** Begin Records for processing **

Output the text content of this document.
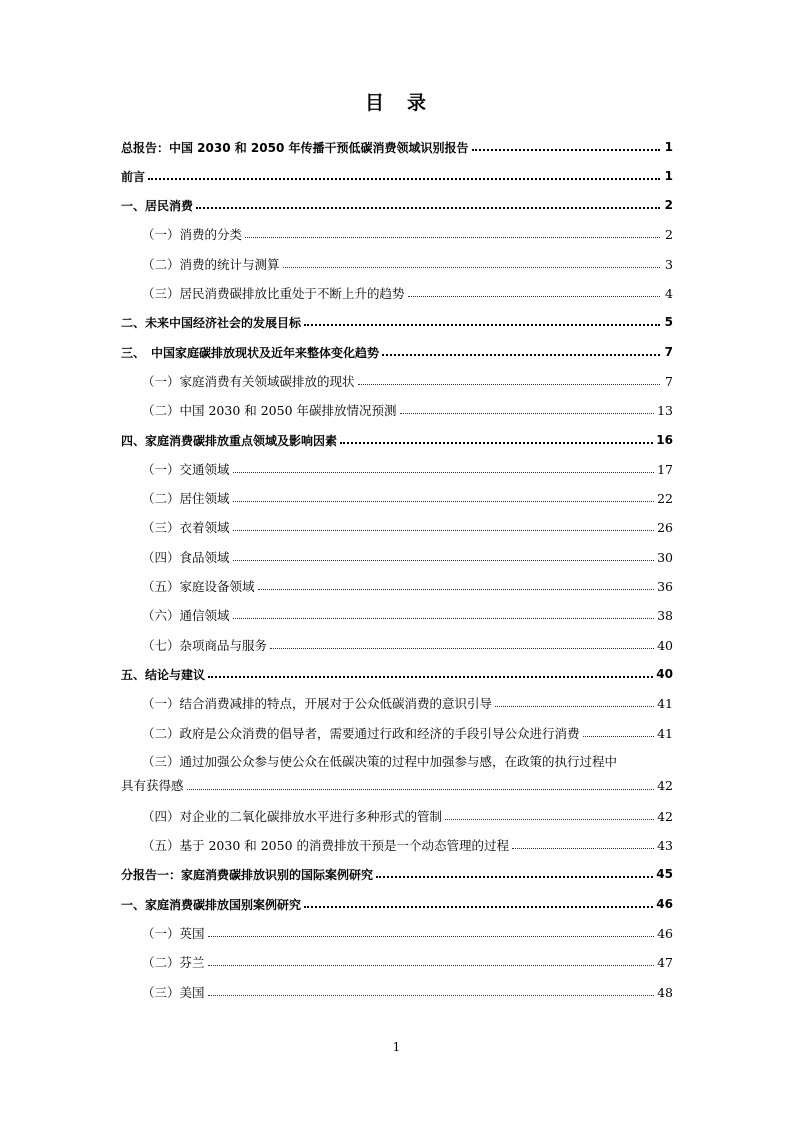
目　录
总报告：中国 2030 和 2050 年传播干预低碳消费领域识别报告	1
前言	1
一、居民消费	2
（一）消费的分类	2
（二）消费的统计与测算	3
（三）居民消费碳排放比重处于不断上升的趋势	4
二、未来中国经济社会的发展目标	5
三、　中国家庭碳排放现状及近年来整体变化趋势	7
（一）家庭消费有关领域碳排放的现状	7
（二）中国 2030 和 2050 年碳排放情况预测	13
四、家庭消费碳排放重点领域及影响因素	16
（一）交通领域	17
（二）居住领域	22
（三）衣着领域	26
（四）食品领域	30
（五）家庭设备领域	36
（六）通信领域	38
（七）杂项商品与服务	40
五、结论与建议	40
（一）结合消费减排的特点，开展对于公众低碳消费的意识引导	41
（二）政府是公众消费的倡导者，需要通过行政和经济的手段引导公众进行消费	41
（三）通过加强公众参与使公众在低碳决策的过程中加强参与感，在政策的执行过程中
具有获得感	42
（四）对企业的二氧化碳排放水平进行多种形式的管制	42
（五）基于 2030 和 2050 的消费排放干预是一个动态管理的过程	43
分报告一：家庭消费碳排放识别的国际案例研究	45
一、家庭消费碳排放国别案例研究	46
（一）英国	46
（二）芬兰	47
（三）美国	48
1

** End Records for processing **

» **The request**: Using the material above, set down every line exactly, but skip the pictures.

» **Completed task**:
Output the text content of this document.
目　录
总报告：中国 2030 和 2050 年传播干预低碳消费领域识别报告	1
前言	1
一、居民消费	2
（一）消费的分类	2
（二）消费的统计与测算	3
（三）居民消费碳排放比重处于不断上升的趋势	4
二、未来中国经济社会的发展目标	5
三、　中国家庭碳排放现状及近年来整体变化趋势	7
（一）家庭消费有关领域碳排放的现状	7
（二）中国 2030 和 2050 年碳排放情况预测	13
四、家庭消费碳排放重点领域及影响因素	16
（一）交通领域	17
（二）居住领域	22
（三）衣着领域	26
（四）食品领域	30
（五）家庭设备领域	36
（六）通信领域	38
（七）杂项商品与服务	40
五、结论与建议	40
（一）结合消费减排的特点，开展对于公众低碳消费的意识引导	41
（二）政府是公众消费的倡导者，需要通过行政和经济的手段引导公众进行消费	41
（三）通过加强公众参与使公众在低碳决策的过程中加强参与感，在政策的执行过程中
具有获得感	42
（四）对企业的二氧化碳排放水平进行多种形式的管制	42
（五）基于 2030 和 2050 的消费排放干预是一个动态管理的过程	43
分报告一：家庭消费碳排放识别的国际案例研究	45
一、家庭消费碳排放国别案例研究	46
（一）英国	46
（二）芬兰	47
（三）美国	48
1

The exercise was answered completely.